--- start of Provided records ---

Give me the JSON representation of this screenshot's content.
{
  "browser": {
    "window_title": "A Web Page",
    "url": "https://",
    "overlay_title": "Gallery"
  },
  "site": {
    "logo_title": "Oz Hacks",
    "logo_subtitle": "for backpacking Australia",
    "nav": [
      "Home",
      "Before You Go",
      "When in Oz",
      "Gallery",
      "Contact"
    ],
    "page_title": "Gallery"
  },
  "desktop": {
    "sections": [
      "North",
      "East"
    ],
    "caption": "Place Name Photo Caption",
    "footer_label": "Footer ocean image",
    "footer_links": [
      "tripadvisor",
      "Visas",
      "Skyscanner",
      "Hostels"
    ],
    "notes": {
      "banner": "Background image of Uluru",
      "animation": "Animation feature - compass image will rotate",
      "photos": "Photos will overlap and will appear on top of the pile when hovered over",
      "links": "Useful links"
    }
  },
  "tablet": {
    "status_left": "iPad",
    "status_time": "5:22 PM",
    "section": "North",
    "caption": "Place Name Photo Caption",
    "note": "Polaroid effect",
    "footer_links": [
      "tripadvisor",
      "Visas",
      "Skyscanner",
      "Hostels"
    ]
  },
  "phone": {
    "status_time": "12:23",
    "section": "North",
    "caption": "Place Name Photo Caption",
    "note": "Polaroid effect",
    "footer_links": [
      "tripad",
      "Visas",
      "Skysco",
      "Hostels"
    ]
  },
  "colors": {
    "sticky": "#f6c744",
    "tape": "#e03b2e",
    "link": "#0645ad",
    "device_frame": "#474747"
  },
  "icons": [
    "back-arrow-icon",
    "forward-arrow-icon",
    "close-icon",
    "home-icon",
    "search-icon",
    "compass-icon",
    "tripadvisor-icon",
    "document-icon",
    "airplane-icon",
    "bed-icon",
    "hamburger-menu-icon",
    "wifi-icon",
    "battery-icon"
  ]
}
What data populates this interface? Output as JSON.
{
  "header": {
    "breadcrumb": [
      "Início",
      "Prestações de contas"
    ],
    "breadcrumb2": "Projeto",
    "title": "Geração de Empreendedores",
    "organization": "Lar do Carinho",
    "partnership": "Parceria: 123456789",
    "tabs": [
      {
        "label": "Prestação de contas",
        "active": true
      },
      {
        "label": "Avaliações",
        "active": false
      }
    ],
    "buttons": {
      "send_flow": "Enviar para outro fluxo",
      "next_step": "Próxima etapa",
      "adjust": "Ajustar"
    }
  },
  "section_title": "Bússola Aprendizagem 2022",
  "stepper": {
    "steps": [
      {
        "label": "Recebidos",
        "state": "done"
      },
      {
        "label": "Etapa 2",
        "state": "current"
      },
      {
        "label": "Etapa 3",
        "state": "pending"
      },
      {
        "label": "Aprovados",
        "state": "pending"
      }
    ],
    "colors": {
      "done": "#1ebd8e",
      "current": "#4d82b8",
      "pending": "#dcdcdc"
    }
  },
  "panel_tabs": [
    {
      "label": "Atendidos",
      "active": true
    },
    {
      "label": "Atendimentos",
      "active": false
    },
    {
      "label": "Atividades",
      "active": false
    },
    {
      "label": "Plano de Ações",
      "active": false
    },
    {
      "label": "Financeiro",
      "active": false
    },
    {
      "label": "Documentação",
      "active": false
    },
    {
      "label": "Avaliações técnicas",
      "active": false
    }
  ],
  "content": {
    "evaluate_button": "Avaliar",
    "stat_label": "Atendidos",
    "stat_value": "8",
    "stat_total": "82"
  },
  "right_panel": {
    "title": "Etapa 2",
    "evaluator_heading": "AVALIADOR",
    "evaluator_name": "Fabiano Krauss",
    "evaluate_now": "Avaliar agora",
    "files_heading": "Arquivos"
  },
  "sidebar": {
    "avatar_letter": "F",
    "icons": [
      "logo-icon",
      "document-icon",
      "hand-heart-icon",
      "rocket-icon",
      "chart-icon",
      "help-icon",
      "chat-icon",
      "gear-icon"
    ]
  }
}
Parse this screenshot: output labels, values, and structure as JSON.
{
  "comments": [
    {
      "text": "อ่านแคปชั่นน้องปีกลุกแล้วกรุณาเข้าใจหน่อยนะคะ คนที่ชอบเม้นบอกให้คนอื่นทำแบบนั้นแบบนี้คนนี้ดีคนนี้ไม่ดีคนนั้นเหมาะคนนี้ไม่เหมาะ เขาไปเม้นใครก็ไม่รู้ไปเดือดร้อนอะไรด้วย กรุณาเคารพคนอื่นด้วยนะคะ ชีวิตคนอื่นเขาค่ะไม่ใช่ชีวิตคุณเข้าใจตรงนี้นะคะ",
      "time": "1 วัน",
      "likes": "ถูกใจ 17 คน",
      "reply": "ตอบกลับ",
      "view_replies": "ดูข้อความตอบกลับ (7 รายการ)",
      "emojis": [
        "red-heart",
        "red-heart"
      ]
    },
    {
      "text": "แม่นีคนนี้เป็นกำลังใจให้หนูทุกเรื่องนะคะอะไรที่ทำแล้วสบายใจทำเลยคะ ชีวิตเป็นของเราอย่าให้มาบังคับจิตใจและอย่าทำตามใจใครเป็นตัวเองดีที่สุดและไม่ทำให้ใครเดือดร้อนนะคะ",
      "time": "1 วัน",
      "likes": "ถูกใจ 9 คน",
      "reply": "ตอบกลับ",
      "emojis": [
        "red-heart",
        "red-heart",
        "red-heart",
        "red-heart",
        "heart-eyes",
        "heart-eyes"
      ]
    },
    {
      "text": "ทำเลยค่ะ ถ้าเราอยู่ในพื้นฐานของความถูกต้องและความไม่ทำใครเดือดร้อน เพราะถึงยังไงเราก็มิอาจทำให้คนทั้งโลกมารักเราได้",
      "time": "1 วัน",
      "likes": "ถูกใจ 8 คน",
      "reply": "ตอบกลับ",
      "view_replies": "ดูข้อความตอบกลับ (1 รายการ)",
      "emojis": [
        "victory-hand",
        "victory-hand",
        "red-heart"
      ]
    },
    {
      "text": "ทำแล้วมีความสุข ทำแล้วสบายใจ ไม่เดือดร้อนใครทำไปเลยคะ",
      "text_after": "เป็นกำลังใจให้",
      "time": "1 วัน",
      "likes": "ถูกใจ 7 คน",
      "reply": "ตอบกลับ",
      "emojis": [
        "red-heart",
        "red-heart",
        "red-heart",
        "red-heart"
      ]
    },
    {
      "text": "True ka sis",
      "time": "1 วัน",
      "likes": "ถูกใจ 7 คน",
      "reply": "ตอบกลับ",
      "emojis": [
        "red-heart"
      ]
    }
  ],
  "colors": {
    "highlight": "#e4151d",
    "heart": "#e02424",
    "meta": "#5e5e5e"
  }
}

--- end of Provided records ---

◆ To do ◆
Write out every entry above, word for word.

◆ Completed exercise ◆
Give me the JSON representation of this screenshot's content.
{
  "browser": {
    "window_title": "A Web Page",
    "url": "https://",
    "overlay_title": "Gallery"
  },
  "site": {
    "logo_title": "Oz Hacks",
    "logo_subtitle": "for backpacking Australia",
    "nav": [
      "Home",
      "Before You Go",
      "When in Oz",
      "Gallery",
      "Contact"
    ],
    "page_title": "Gallery"
  },
  "desktop": {
    "sections": [
      "North",
      "East"
    ],
    "caption": "Place Name Photo Caption",
    "footer_label": "Footer ocean image",
    "footer_links": [
      "tripadvisor",
      "Visas",
      "Skyscanner",
      "Hostels"
    ],
    "notes": {
      "banner": "Background image of Uluru",
      "animation": "Animation feature - compass image will rotate",
      "photos": "Photos will overlap and will appear on top of the pile when hovered over",
      "links": "Useful links"
    }
  },
  "tablet": {
    "status_left": "iPad",
    "status_time": "5:22 PM",
    "section": "North",
    "caption": "Place Name Photo Caption",
    "note": "Polaroid effect",
    "footer_links": [
      "tripadvisor",
      "Visas",
      "Skyscanner",
      "Hostels"
    ]
  },
  "phone": {
    "status_time": "12:23",
    "section": "North",
    "caption": "Place Name Photo Caption",
    "note": "Polaroid effect",
    "footer_links": [
      "tripad",
      "Visas",
      "Skysco",
      "Hostels"
    ]
  },
  "colors": {
    "sticky": "#f6c744",
    "tape": "#e03b2e",
    "link": "#0645ad",
    "device_frame": "#474747"
  },
  "icons": [
    "back-arrow-icon",
    "forward-arrow-icon",
    "close-icon",
    "home-icon",
    "search-icon",
    "compass-icon",
    "tripadvisor-icon",
    "document-icon",
    "airplane-icon",
    "bed-icon",
    "hamburger-menu-icon",
    "wifi-icon",
    "battery-icon"
  ]
}
What data populates this interface? Output as JSON.
{
  "header": {
    "breadcrumb": [
      "Início",
      "Prestações de contas"
    ],
    "breadcrumb2": "Projeto",
    "title": "Geração de Empreendedores",
    "organization": "Lar do Carinho",
    "partnership": "Parceria: 123456789",
    "tabs": [
      {
        "label": "Prestação de contas",
        "active": true
      },
      {
        "label": "Avaliações",
        "active": false
      }
    ],
    "buttons": {
      "send_flow": "Enviar para outro fluxo",
      "next_step": "Próxima etapa",
      "adjust": "Ajustar"
    }
  },
  "section_title": "Bússola Aprendizagem 2022",
  "stepper": {
    "steps": [
      {
        "label": "Recebidos",
        "state": "done"
      },
      {
        "label": "Etapa 2",
        "state": "current"
      },
      {
        "label": "Etapa 3",
        "state": "pending"
      },
      {
        "label": "Aprovados",
        "state": "pending"
      }
    ],
    "colors": {
      "done": "#1ebd8e",
      "current": "#4d82b8",
      "pending": "#dcdcdc"
    }
  },
  "panel_tabs": [
    {
      "label": "Atendidos",
      "active": true
    },
    {
      "label": "Atendimentos",
      "active": false
    },
    {
      "label": "Atividades",
      "active": false
    },
    {
      "label": "Plano de Ações",
      "active": false
    },
    {
      "label": "Financeiro",
      "active": false
    },
    {
      "label": "Documentação",
      "active": false
    },
    {
      "label": "Avaliações técnicas",
      "active": false
    }
  ],
  "content": {
    "evaluate_button": "Avaliar",
    "stat_label": "Atendidos",
    "stat_value": "8",
    "stat_total": "82"
  },
  "right_panel": {
    "title": "Etapa 2",
    "evaluator_heading": "AVALIADOR",
    "evaluator_name": "Fabiano Krauss",
    "evaluate_now": "Avaliar agora",
    "files_heading": "Arquivos"
  },
  "sidebar": {
    "avatar_letter": "F",
    "icons": [
      "logo-icon",
      "document-icon",
      "hand-heart-icon",
      "rocket-icon",
      "chart-icon",
      "help-icon",
      "chat-icon",
      "gear-icon"
    ]
  }
}
Parse this screenshot: output labels, values, and structure as JSON.
{
  "comments": [
    {
      "text": "อ่านแคปชั่นน้องปีกลุกแล้วกรุณาเข้าใจหน่อยนะคะ คนที่ชอบเม้นบอกให้คนอื่นทำแบบนั้นแบบนี้คนนี้ดีคนนี้ไม่ดีคนนั้นเหมาะคนนี้ไม่เหมาะ เขาไปเม้นใครก็ไม่รู้ไปเดือดร้อนอะไรด้วย กรุณาเคารพคนอื่นด้วยนะคะ ชีวิตคนอื่นเขาค่ะไม่ใช่ชีวิตคุณเข้าใจตรงนี้นะคะ",
      "time": "1 วัน",
      "likes": "ถูกใจ 17 คน",
      "reply": "ตอบกลับ",
      "view_replies": "ดูข้อความตอบกลับ (7 รายการ)",
      "emojis": [
        "red-heart",
        "red-heart"
      ]
    },
    {
      "text": "แม่นีคนนี้เป็นกำลังใจให้หนูทุกเรื่องนะคะอะไรที่ทำแล้วสบายใจทำเลยคะ ชีวิตเป็นของเราอย่าให้มาบังคับจิตใจและอย่าทำตามใจใครเป็นตัวเองดีที่สุดและไม่ทำให้ใครเดือดร้อนนะคะ",
      "time": "1 วัน",
      "likes": "ถูกใจ 9 คน",
      "reply": "ตอบกลับ",
      "emojis": [
        "red-heart",
        "red-heart",
        "red-heart",
        "red-heart",
        "heart-eyes",
        "heart-eyes"
      ]
    },
    {
      "text": "ทำเลยค่ะ ถ้าเราอยู่ในพื้นฐานของความถูกต้องและความไม่ทำใครเดือดร้อน เพราะถึงยังไงเราก็มิอาจทำให้คนทั้งโลกมารักเราได้",
      "time": "1 วัน",
      "likes": "ถูกใจ 8 คน",
      "reply": "ตอบกลับ",
      "view_replies": "ดูข้อความตอบกลับ (1 รายการ)",
      "emojis": [
        "victory-hand",
        "victory-hand",
        "red-heart"
      ]
    },
    {
      "text": "ทำแล้วมีความสุข ทำแล้วสบายใจ ไม่เดือดร้อนใครทำไปเลยคะ",
      "text_after": "เป็นกำลังใจให้",
      "time": "1 วัน",
      "likes": "ถูกใจ 7 คน",
      "reply": "ตอบกลับ",
      "emojis": [
        "red-heart",
        "red-heart",
        "red-heart",
        "red-heart"
      ]
    },
    {
      "text": "True ka sis",
      "time": "1 วัน",
      "likes": "ถูกใจ 7 คน",
      "reply": "ตอบกลับ",
      "emojis": [
        "red-heart"
      ]
    }
  ],
  "colors": {
    "highlight": "#e4151d",
    "heart": "#e02424",
    "meta": "#5e5e5e"
  }
}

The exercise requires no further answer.